* begin Provided records *
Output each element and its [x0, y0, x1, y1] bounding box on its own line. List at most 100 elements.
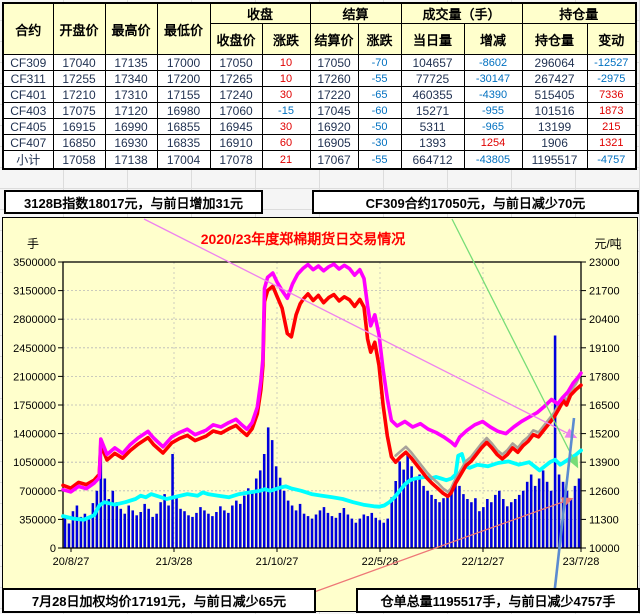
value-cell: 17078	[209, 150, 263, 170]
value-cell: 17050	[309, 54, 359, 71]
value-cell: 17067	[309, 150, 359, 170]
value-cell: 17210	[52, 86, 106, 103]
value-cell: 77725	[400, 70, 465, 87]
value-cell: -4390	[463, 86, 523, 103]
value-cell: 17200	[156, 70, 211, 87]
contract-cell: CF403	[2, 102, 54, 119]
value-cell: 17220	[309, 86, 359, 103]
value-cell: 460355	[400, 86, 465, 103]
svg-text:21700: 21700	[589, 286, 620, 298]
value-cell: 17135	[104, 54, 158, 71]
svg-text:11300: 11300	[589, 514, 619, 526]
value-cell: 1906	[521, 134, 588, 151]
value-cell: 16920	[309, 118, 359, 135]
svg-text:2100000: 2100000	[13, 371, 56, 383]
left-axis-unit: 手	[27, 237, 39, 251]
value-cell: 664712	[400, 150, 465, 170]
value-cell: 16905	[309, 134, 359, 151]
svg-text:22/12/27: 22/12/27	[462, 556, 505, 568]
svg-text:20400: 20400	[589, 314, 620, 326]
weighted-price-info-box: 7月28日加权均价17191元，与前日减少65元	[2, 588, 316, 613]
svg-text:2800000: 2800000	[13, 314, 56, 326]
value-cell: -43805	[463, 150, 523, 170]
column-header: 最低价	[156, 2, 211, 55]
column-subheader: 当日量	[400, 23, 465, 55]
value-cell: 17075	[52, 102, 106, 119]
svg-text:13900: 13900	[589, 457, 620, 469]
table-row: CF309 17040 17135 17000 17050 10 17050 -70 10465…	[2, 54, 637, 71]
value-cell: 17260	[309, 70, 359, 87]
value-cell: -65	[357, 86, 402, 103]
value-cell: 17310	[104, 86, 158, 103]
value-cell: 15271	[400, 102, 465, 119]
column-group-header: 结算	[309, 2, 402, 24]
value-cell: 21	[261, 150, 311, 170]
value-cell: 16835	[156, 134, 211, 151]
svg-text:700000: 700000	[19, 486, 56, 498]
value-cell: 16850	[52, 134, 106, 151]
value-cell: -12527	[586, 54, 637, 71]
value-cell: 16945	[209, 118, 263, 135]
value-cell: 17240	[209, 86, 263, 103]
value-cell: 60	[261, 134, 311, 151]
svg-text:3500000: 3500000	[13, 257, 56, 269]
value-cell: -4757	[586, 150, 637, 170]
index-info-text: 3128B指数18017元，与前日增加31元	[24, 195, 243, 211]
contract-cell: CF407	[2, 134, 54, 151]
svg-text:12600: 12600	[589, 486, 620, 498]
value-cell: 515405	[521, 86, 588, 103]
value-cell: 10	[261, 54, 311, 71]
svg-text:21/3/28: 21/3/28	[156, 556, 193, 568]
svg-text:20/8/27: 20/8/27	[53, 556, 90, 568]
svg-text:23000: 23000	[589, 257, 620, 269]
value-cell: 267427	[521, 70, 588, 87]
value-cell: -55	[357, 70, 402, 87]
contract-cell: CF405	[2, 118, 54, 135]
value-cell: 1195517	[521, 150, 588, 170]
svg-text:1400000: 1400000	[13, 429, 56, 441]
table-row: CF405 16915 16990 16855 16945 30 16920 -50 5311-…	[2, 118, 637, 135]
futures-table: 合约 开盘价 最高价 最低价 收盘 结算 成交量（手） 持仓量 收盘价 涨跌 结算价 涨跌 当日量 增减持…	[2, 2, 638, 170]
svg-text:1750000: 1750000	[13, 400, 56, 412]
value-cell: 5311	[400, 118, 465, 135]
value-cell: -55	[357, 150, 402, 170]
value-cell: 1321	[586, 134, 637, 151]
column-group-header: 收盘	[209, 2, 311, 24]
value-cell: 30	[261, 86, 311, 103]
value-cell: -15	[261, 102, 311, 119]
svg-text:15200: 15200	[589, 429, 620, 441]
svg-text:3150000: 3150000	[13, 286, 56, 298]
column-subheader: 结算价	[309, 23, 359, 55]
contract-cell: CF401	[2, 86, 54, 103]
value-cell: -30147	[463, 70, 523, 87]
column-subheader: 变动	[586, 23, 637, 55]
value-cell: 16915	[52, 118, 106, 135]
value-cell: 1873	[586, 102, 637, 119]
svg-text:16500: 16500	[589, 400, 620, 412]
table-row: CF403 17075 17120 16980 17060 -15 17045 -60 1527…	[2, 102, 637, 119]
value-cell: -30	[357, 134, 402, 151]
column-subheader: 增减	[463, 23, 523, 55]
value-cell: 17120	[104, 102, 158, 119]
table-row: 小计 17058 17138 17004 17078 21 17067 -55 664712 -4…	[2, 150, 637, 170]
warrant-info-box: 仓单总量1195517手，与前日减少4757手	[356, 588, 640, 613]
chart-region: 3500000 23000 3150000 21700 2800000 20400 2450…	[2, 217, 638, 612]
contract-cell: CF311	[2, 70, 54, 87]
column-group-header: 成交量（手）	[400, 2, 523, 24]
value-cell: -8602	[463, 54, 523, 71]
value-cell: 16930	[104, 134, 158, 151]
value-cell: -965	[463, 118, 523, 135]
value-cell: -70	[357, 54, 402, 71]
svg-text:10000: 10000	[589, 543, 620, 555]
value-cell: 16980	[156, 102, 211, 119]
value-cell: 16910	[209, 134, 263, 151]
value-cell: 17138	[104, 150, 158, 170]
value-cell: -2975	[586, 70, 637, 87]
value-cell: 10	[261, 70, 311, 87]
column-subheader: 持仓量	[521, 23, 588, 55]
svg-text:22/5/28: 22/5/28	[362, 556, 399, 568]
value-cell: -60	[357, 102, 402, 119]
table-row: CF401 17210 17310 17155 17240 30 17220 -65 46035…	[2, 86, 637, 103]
* end Provided records *
* begin Provided records *
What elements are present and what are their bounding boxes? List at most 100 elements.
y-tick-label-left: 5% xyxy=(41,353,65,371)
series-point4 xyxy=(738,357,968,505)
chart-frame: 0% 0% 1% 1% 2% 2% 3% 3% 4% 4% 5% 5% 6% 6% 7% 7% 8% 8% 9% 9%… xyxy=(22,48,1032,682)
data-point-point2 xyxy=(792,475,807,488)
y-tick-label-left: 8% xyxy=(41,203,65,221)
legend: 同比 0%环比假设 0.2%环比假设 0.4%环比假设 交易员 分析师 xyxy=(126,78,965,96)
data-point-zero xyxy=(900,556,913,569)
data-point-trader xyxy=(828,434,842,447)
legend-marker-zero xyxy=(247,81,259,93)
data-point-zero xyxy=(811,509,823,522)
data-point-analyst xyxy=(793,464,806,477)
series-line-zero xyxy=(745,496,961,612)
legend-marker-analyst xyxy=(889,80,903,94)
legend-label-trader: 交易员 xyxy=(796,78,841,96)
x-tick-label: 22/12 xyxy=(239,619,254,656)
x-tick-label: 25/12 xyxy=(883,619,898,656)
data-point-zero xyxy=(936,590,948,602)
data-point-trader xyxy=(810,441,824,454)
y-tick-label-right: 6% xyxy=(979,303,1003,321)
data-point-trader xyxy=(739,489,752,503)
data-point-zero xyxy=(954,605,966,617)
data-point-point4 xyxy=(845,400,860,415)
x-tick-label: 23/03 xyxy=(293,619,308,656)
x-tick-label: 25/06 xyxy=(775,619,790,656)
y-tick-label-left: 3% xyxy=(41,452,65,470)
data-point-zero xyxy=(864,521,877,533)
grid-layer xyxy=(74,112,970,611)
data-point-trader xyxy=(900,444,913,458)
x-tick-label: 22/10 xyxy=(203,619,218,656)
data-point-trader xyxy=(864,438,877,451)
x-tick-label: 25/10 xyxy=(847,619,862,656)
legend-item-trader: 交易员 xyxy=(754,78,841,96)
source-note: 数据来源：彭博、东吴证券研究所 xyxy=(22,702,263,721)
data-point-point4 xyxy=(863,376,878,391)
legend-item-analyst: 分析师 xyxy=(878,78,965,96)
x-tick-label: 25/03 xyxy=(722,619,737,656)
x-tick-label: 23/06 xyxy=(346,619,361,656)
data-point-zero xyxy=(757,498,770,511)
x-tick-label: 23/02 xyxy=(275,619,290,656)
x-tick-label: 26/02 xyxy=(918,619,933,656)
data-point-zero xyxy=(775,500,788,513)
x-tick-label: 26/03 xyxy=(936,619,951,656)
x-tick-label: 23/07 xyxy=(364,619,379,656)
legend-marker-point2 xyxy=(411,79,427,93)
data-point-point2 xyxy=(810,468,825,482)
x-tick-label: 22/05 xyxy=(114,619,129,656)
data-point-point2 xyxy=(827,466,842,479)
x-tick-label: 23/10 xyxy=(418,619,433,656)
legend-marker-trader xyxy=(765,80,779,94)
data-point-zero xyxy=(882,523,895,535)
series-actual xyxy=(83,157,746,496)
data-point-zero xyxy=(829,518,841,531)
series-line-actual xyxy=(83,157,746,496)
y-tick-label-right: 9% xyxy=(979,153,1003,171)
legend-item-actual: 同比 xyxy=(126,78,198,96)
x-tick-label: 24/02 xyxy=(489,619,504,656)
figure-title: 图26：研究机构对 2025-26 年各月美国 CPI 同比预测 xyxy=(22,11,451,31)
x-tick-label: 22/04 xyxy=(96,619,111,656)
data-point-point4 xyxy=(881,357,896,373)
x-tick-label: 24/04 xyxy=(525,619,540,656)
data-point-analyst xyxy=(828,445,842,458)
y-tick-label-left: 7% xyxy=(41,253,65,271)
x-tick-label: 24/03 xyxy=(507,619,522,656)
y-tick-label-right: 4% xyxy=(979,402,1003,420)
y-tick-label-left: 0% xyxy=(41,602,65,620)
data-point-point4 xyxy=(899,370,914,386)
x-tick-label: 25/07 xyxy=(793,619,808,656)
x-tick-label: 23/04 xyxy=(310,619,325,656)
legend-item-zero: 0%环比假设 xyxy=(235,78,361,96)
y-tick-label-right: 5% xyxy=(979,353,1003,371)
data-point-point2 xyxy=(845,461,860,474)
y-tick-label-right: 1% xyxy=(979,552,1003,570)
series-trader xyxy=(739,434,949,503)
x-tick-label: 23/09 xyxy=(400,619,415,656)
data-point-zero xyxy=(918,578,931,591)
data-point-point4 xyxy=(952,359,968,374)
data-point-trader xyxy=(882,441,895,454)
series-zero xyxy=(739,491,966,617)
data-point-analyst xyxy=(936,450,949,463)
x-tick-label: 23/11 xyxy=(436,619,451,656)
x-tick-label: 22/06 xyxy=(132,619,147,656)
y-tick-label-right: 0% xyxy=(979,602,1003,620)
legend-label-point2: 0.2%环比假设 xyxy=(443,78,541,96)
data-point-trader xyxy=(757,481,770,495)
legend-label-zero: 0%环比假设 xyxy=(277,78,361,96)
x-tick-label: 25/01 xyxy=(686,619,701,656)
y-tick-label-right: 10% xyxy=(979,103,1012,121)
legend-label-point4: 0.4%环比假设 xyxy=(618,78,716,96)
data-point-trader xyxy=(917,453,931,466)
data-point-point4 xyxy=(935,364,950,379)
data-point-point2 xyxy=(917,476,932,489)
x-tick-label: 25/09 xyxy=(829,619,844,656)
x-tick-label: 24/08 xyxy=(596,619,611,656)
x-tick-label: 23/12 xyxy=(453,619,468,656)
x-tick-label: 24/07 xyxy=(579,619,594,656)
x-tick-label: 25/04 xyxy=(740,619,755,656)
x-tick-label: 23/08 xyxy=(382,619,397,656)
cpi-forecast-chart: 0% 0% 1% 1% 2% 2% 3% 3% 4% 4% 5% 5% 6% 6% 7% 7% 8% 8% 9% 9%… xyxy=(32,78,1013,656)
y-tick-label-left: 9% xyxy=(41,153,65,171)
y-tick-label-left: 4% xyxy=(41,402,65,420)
* end Provided records *
* begin Provided records *
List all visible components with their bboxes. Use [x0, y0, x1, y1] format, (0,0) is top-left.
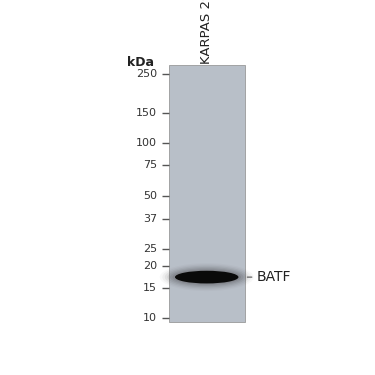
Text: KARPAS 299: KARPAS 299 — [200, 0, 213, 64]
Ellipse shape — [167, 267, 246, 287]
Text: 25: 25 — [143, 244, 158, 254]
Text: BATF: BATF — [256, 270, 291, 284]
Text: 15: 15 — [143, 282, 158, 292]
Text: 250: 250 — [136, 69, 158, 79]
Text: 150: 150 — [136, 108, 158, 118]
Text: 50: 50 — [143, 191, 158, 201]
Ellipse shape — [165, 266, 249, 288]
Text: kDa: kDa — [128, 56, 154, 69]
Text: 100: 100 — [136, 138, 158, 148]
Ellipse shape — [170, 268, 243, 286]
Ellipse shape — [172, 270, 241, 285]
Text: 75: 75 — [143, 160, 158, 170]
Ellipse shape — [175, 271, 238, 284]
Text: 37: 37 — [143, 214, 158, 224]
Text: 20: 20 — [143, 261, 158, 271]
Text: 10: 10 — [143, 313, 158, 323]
* end Provided records *
■ **Aim of the exercise**
Can you write out the lines from the one holding "What elements are" through the one holding "x-tick-label: 25/06 xyxy=(775,619,790,656)", inclusive, with every "data-point-trader" swapped for "data-point-dealer" and nothing else changed?

■ **Output**
What elements are present and what are their bounding boxes? List at most 100 elements.
y-tick-label-left: 5% xyxy=(41,353,65,371)
series-point4 xyxy=(738,357,968,505)
chart-frame: 0% 0% 1% 1% 2% 2% 3% 3% 4% 4% 5% 5% 6% 6% 7% 7% 8% 8% 9% 9%… xyxy=(22,48,1032,682)
data-point-point2 xyxy=(792,475,807,488)
y-tick-label-left: 8% xyxy=(41,203,65,221)
legend: 同比 0%环比假设 0.2%环比假设 0.4%环比假设 交易员 分析师 xyxy=(126,78,965,96)
data-point-zero xyxy=(900,556,913,569)
data-point-dealer xyxy=(828,434,842,447)
legend-marker-zero xyxy=(247,81,259,93)
data-point-zero xyxy=(811,509,823,522)
data-point-analyst xyxy=(793,464,806,477)
series-line-zero xyxy=(745,496,961,612)
legend-marker-analyst xyxy=(889,80,903,94)
legend-label-trader: 交易员 xyxy=(796,78,841,96)
x-tick-label: 22/12 xyxy=(239,619,254,656)
x-tick-label: 25/12 xyxy=(883,619,898,656)
data-point-zero xyxy=(936,590,948,602)
data-point-dealer xyxy=(810,441,824,454)
y-tick-label-right: 6% xyxy=(979,303,1003,321)
data-point-dealer xyxy=(739,489,752,503)
data-point-zero xyxy=(954,605,966,617)
data-point-point4 xyxy=(845,400,860,415)
x-tick-label: 23/03 xyxy=(293,619,308,656)
x-tick-label: 25/06 xyxy=(775,619,790,656)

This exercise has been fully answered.